Brief
Below are entries. Pull out all lines containing "python".

Record extracts
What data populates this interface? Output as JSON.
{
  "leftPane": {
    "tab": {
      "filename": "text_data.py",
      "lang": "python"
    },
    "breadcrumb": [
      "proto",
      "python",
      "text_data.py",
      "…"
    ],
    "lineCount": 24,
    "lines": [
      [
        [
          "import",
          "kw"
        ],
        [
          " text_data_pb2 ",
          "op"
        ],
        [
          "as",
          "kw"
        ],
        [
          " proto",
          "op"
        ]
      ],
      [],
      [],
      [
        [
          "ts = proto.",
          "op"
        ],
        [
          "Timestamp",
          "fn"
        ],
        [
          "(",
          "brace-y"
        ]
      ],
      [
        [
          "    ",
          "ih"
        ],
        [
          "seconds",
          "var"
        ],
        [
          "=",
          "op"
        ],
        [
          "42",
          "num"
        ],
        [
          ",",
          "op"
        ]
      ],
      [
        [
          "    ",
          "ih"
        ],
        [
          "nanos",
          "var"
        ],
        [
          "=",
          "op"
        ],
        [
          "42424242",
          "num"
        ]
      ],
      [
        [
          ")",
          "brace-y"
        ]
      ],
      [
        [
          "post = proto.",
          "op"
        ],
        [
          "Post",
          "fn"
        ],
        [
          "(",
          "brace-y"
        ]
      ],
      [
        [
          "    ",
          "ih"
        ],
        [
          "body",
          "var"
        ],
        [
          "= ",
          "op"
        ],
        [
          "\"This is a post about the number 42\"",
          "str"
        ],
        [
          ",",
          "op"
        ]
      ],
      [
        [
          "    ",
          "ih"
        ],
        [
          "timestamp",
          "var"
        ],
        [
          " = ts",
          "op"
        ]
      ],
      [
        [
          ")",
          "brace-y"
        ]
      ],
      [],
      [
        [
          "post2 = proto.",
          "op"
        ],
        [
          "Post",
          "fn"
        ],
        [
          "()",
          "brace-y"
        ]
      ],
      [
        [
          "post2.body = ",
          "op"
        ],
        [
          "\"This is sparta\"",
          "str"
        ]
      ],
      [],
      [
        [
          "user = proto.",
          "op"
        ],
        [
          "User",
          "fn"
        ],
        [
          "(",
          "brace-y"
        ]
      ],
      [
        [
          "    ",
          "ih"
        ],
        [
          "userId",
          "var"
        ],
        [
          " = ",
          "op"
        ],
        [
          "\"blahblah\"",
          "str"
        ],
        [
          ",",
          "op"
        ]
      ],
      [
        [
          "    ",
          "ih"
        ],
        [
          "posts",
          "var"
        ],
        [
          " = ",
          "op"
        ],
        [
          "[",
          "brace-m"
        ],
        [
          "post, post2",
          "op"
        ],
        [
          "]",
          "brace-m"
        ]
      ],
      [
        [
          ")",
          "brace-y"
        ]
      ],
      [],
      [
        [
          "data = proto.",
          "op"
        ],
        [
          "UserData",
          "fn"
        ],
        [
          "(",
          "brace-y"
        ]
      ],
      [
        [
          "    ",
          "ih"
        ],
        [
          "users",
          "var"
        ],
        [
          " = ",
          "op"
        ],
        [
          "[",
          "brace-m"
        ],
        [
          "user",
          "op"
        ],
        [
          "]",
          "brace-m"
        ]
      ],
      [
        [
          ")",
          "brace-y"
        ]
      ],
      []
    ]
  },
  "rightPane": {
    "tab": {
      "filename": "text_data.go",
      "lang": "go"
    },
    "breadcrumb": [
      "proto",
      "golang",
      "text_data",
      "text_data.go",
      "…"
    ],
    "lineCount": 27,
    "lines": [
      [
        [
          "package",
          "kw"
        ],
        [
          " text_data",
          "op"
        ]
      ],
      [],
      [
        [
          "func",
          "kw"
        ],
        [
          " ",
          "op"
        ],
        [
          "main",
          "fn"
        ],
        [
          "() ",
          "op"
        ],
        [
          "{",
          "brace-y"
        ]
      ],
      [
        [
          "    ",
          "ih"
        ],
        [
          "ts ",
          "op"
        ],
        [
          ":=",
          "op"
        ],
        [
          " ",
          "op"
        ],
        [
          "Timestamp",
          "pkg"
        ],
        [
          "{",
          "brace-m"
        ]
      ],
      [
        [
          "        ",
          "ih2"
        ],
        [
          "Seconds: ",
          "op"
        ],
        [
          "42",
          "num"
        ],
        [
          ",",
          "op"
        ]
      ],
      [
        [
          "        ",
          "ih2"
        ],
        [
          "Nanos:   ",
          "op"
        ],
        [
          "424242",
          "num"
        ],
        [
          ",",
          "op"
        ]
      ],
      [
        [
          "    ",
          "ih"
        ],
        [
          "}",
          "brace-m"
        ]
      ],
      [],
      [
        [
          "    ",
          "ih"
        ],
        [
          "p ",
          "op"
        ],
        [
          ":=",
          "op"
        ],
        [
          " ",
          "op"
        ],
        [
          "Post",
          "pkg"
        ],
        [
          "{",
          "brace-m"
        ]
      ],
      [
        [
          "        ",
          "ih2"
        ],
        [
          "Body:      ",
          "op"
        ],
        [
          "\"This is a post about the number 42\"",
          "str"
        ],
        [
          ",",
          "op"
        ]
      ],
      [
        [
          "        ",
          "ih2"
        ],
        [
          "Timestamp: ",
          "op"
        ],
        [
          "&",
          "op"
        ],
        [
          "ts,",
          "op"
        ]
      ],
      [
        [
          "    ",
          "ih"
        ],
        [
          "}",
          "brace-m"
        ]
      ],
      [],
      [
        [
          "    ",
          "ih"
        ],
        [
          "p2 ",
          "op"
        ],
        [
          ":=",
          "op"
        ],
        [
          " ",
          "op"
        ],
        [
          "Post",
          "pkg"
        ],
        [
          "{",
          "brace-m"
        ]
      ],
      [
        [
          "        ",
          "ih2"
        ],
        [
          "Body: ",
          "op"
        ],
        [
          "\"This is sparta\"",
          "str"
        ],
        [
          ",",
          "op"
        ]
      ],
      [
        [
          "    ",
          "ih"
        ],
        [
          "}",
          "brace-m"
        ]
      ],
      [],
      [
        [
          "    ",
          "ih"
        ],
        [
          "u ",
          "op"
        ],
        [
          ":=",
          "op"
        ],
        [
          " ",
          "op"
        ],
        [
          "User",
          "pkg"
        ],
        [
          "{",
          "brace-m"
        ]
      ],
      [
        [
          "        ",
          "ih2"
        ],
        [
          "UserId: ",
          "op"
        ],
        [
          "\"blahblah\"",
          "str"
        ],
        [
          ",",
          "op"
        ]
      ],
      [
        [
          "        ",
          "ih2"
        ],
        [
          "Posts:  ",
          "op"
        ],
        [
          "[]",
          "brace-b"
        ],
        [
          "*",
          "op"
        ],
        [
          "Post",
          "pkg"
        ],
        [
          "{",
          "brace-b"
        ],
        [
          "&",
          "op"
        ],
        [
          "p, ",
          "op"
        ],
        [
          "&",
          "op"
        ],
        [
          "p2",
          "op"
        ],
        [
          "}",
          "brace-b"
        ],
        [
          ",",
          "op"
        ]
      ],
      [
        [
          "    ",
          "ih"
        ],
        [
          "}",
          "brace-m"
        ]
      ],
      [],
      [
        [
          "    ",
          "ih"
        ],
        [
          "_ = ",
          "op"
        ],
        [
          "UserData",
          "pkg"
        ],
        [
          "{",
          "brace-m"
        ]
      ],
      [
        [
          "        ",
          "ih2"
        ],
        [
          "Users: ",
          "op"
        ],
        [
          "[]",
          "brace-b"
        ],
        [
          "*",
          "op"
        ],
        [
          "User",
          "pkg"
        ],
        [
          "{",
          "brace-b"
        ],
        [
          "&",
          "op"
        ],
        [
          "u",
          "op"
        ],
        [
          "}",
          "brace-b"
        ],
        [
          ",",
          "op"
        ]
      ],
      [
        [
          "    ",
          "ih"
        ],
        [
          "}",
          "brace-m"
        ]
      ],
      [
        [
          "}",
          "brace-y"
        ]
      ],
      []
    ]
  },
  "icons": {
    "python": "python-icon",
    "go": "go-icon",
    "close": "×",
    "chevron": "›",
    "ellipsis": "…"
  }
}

Answer for the task
      "lang": "python"
      "python",
    "python": "python-icon",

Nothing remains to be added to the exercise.